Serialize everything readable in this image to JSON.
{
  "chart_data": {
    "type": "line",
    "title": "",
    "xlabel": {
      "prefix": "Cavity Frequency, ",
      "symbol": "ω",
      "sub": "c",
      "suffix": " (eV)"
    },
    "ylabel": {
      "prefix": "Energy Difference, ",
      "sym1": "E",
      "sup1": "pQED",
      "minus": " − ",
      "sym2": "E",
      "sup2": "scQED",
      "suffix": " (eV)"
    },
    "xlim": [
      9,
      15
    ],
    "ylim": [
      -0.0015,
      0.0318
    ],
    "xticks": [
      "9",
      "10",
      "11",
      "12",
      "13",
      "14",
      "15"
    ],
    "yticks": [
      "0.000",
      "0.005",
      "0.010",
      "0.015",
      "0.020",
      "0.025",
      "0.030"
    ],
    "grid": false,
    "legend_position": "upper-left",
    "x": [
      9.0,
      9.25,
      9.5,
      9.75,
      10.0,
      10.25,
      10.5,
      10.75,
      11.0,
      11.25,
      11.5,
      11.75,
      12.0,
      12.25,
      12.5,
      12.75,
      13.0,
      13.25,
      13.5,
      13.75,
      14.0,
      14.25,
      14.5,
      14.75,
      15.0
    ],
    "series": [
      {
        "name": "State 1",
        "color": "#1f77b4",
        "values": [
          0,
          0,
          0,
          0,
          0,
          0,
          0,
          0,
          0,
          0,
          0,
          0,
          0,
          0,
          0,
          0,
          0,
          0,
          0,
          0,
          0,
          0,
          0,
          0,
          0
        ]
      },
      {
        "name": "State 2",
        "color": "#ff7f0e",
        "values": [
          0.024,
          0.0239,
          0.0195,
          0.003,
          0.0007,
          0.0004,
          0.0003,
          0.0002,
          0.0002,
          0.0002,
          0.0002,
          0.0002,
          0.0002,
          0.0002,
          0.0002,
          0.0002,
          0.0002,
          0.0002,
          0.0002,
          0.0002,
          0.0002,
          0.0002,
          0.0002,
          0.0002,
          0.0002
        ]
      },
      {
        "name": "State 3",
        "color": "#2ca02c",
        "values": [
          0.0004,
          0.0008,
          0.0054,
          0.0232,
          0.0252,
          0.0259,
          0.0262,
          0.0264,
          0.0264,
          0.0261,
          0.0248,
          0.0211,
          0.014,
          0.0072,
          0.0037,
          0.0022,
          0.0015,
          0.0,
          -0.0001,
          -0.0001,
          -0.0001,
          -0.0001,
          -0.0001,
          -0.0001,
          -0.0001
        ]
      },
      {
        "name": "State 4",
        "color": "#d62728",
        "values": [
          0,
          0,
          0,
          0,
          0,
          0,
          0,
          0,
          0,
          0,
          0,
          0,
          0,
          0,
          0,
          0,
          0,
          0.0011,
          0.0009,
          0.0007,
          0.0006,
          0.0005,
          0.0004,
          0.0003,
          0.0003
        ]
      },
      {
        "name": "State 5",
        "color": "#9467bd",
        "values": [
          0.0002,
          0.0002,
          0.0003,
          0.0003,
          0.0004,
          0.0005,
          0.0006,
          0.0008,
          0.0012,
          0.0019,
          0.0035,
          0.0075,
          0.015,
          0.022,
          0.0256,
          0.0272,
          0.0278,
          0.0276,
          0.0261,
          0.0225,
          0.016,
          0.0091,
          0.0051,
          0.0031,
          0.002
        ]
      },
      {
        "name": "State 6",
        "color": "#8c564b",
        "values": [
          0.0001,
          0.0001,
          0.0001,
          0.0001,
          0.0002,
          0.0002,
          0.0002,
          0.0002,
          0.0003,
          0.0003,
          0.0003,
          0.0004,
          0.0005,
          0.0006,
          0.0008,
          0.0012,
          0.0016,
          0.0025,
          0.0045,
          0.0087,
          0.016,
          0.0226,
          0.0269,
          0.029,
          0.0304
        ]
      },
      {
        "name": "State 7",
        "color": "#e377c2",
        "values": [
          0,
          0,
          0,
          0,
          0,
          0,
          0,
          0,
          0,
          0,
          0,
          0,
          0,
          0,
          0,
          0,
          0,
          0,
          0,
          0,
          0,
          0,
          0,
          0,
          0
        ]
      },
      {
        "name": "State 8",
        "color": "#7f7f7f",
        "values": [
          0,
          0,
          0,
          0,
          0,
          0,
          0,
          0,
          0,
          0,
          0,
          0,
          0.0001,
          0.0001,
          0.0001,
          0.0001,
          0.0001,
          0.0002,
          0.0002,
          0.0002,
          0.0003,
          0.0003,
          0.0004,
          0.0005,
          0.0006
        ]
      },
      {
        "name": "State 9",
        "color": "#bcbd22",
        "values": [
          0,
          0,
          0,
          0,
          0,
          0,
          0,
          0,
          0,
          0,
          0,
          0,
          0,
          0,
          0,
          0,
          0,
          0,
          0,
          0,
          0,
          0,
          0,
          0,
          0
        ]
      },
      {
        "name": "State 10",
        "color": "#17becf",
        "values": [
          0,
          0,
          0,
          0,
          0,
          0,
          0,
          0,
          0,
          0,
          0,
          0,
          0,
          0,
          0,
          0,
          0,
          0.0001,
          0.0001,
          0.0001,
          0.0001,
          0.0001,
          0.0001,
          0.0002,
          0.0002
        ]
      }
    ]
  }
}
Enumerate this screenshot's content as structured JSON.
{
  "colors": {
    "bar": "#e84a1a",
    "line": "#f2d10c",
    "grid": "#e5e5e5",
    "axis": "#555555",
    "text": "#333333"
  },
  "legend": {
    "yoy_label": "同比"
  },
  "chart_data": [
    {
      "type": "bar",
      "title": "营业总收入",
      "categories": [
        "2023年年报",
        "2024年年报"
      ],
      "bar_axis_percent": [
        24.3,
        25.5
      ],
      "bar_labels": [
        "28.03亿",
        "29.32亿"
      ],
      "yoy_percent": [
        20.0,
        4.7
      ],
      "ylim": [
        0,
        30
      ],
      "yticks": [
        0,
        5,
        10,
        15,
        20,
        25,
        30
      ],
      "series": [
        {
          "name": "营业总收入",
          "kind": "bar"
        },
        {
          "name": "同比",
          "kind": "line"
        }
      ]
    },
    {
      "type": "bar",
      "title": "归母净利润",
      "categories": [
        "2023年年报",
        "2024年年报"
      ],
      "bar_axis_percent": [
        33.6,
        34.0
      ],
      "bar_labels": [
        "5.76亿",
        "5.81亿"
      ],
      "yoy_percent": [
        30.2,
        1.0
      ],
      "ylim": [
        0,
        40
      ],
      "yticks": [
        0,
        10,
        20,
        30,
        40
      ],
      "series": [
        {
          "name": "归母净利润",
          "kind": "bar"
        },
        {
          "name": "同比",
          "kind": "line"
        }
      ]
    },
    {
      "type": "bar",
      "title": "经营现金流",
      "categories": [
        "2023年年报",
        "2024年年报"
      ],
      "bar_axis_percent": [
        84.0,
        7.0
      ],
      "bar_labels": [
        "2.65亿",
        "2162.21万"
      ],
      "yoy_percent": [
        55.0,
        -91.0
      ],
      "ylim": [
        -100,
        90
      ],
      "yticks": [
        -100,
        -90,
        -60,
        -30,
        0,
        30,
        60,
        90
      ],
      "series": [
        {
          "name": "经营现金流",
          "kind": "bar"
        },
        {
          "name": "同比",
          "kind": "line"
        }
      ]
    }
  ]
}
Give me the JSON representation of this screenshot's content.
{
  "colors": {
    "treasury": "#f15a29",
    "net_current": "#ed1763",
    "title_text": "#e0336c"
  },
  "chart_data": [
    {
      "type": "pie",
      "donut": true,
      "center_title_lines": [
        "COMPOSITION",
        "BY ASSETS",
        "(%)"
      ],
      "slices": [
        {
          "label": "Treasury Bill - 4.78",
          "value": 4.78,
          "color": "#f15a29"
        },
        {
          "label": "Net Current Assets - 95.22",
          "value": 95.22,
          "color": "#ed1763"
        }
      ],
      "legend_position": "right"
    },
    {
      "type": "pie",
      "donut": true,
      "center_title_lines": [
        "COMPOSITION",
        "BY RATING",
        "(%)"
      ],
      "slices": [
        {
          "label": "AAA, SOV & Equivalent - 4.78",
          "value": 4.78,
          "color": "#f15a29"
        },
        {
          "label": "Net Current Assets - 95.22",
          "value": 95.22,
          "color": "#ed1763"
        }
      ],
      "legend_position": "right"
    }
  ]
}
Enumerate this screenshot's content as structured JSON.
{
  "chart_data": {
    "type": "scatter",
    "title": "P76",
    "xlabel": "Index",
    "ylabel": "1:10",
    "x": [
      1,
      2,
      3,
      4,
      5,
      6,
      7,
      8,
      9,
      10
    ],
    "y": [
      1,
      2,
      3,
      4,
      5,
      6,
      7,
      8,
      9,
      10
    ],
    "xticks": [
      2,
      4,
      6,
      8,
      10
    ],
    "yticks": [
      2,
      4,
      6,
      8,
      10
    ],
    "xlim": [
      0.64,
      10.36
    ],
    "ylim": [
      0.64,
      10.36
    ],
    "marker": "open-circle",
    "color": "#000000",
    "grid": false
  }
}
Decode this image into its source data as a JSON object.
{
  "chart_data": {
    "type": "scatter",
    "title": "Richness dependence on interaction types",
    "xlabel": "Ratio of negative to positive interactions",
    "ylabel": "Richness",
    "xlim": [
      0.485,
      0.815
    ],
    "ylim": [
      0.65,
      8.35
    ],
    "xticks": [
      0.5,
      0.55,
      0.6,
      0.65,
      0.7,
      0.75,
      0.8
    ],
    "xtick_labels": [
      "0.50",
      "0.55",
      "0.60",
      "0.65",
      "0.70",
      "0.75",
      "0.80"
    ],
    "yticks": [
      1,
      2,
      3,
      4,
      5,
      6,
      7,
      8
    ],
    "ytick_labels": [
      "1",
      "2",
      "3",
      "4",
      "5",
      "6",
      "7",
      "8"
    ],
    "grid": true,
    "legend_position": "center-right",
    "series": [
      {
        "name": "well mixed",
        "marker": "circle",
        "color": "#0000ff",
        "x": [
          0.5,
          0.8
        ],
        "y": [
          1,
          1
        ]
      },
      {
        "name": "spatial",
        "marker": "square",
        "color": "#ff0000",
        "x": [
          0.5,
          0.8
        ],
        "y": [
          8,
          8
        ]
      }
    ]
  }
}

**Given instruction**
Look above for every line with the word "xlabel" and copy it.

**Solution**
    "xlabel": {
    "xlabel": "Index",
    "xlabel": "Ratio of negative to positive interactions",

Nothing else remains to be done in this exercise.